PROVIDED RECORDS:
--- start ---

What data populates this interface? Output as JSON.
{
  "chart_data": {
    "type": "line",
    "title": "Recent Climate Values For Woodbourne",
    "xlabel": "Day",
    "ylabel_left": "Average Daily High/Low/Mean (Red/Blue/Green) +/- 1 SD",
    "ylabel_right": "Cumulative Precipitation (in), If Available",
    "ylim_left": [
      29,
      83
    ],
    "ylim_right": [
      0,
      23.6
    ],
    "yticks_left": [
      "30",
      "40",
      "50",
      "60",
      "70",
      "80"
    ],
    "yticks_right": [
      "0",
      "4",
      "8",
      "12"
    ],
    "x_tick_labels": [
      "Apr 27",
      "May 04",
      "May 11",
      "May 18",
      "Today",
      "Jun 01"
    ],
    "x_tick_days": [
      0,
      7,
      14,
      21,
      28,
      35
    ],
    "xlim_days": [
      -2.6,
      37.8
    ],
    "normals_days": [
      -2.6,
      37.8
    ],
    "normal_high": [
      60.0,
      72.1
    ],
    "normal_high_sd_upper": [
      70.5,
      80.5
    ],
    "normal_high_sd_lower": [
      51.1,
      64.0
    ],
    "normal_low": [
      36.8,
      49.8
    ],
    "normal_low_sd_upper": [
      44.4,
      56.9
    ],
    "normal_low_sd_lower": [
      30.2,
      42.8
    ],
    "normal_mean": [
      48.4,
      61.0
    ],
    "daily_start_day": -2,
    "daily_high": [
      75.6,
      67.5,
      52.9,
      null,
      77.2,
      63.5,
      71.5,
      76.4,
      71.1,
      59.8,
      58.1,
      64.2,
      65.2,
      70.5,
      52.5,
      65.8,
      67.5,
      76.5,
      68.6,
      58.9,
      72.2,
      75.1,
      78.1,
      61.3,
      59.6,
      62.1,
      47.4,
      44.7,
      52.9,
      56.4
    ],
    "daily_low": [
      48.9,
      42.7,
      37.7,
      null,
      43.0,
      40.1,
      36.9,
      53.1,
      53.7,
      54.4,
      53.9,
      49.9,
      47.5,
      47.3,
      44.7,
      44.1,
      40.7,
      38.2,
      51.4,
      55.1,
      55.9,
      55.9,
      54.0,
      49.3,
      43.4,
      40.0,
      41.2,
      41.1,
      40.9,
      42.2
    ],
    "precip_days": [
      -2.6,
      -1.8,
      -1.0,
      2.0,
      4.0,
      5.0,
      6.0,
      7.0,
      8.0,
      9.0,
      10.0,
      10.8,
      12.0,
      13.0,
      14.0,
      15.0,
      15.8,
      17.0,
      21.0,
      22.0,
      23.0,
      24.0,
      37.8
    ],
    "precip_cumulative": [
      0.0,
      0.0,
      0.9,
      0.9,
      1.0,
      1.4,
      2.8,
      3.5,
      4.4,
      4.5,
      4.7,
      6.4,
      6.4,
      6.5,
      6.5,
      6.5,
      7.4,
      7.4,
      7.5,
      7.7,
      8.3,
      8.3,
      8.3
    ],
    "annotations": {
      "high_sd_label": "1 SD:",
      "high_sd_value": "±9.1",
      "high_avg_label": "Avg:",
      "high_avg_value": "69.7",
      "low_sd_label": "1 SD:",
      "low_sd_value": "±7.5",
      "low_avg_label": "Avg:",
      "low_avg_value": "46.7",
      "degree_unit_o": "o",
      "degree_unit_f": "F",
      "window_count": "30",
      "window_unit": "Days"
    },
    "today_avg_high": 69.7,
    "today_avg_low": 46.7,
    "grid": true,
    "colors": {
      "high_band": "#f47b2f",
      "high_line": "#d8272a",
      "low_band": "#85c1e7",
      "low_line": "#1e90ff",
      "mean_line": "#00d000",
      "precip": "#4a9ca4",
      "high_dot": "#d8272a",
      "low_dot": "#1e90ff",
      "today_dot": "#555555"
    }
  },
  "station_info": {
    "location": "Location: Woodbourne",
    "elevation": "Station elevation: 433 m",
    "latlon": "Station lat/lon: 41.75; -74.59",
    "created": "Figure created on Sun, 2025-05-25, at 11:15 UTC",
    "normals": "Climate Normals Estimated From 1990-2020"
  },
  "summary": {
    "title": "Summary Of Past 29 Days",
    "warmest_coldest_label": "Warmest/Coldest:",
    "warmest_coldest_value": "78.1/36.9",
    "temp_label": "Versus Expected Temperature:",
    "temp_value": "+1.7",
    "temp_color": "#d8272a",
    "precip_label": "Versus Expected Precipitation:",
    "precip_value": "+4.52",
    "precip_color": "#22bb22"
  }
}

--- end ---
--- start ---

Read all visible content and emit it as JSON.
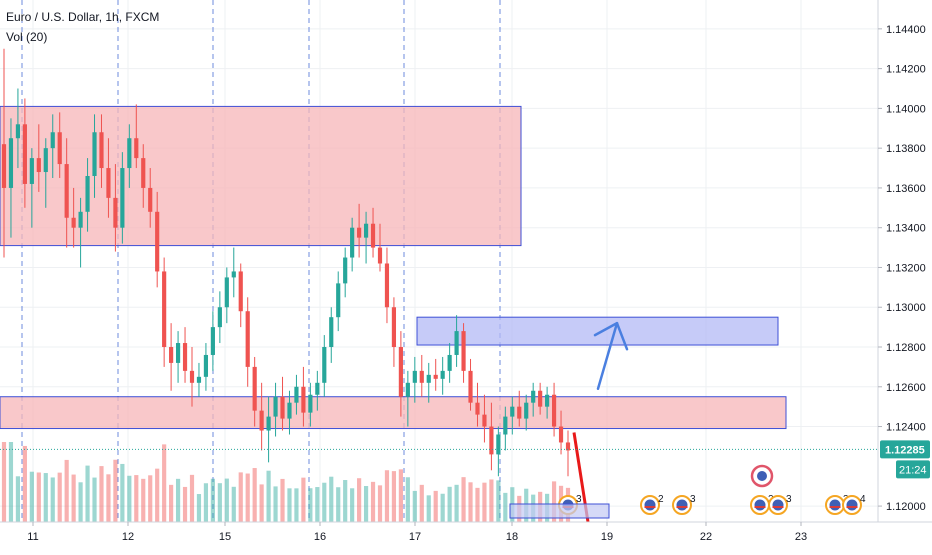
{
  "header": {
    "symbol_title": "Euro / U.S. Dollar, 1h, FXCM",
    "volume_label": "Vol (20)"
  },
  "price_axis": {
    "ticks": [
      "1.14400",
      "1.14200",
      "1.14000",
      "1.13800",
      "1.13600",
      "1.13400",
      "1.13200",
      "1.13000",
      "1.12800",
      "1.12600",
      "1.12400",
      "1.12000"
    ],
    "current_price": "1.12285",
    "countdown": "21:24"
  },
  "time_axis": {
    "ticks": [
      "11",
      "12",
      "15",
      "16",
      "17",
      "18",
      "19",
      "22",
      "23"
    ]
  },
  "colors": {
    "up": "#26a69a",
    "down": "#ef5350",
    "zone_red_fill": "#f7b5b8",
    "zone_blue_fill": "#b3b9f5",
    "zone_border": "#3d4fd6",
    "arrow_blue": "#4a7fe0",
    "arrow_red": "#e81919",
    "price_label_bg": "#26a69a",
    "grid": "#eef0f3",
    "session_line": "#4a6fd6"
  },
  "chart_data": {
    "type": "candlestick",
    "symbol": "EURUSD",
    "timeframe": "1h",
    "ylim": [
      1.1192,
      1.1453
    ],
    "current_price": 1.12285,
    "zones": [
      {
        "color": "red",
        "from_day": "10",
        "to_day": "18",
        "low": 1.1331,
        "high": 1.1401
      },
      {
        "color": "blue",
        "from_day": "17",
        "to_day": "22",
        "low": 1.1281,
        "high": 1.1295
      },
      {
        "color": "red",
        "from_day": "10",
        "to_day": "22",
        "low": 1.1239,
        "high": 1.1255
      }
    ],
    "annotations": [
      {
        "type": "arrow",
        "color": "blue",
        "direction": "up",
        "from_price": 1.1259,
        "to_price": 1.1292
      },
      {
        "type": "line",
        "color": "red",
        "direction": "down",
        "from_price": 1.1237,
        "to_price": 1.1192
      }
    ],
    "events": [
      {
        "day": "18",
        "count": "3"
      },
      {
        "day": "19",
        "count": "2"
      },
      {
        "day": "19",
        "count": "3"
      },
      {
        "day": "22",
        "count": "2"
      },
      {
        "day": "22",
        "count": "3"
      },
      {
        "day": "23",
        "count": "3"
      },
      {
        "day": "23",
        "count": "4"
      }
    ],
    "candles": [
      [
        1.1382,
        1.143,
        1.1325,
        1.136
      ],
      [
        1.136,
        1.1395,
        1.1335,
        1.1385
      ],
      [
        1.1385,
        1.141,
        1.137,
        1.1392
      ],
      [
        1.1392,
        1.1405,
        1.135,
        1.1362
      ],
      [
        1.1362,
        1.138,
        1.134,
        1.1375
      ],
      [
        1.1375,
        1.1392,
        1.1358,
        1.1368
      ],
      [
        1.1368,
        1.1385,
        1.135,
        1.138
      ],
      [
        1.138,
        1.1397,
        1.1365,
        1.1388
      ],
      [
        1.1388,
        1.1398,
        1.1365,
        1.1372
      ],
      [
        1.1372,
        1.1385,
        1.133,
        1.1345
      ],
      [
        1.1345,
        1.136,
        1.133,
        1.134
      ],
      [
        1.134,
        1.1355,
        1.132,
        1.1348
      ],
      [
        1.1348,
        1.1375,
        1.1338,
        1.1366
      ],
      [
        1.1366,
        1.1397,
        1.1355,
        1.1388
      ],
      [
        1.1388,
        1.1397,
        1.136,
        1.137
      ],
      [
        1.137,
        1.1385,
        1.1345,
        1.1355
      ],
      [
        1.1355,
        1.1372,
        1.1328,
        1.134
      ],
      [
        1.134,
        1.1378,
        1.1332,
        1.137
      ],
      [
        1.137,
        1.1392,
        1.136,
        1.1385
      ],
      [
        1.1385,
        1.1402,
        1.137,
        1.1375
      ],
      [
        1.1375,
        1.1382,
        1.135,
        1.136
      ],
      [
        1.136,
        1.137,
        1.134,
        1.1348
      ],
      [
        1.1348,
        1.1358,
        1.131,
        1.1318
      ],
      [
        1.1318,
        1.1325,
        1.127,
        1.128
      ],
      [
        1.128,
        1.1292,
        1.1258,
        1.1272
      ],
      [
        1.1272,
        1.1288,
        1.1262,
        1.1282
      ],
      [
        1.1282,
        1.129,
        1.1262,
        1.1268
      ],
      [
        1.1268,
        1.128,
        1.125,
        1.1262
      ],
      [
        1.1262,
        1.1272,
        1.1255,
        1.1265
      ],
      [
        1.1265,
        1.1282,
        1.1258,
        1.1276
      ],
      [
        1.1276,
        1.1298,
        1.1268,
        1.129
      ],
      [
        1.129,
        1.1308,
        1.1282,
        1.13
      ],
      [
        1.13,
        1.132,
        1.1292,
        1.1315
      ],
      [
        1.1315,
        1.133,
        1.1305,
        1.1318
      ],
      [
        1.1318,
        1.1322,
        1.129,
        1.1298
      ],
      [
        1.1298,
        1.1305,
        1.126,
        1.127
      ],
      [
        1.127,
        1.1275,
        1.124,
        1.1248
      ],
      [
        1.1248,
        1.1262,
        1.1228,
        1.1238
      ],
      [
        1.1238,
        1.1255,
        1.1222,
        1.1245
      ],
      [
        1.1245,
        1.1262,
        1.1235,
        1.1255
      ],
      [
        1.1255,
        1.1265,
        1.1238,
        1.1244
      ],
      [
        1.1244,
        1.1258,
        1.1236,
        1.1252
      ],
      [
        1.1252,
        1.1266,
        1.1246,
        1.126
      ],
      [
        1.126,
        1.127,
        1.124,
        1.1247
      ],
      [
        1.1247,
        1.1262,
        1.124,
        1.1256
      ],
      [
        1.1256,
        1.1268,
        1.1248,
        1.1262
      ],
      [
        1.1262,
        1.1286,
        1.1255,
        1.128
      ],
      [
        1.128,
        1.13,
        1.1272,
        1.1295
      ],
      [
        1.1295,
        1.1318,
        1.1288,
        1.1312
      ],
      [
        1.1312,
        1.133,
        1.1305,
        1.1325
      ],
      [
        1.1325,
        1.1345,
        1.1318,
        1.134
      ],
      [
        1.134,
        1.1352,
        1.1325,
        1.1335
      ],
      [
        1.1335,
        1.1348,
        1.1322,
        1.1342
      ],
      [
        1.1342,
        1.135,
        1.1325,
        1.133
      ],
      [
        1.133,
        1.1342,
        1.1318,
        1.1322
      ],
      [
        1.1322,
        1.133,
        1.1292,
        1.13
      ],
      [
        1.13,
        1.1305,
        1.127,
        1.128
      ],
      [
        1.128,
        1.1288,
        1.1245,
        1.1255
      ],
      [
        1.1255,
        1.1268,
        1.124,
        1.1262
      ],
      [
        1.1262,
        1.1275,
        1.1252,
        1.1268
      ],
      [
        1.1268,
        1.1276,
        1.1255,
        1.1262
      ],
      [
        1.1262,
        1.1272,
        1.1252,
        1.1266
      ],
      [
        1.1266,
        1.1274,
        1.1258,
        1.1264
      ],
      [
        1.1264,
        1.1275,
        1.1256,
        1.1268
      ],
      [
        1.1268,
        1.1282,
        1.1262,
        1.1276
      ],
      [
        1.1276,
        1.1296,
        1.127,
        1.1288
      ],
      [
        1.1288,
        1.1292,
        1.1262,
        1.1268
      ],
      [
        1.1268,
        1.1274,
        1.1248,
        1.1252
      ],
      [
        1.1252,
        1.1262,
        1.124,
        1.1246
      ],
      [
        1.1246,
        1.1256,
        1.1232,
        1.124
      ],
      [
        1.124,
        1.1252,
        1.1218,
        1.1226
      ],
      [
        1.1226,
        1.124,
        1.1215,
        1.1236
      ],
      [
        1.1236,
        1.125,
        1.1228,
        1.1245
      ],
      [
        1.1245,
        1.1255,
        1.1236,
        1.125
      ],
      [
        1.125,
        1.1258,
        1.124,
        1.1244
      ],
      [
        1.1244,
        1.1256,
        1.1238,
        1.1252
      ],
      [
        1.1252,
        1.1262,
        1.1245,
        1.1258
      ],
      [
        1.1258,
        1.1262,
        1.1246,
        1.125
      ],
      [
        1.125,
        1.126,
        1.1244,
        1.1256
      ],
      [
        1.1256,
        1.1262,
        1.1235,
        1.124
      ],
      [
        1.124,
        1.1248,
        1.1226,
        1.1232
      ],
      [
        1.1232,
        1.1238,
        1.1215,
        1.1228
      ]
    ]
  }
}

--- end ---

EXERCISE OBJECTIVE: Out of the material above, gather each line where "Woodbourne" appears.

COMPLETE ANSWER:
    "title": "Recent Climate Values For Woodbourne",
    "location": "Location: Woodbourne",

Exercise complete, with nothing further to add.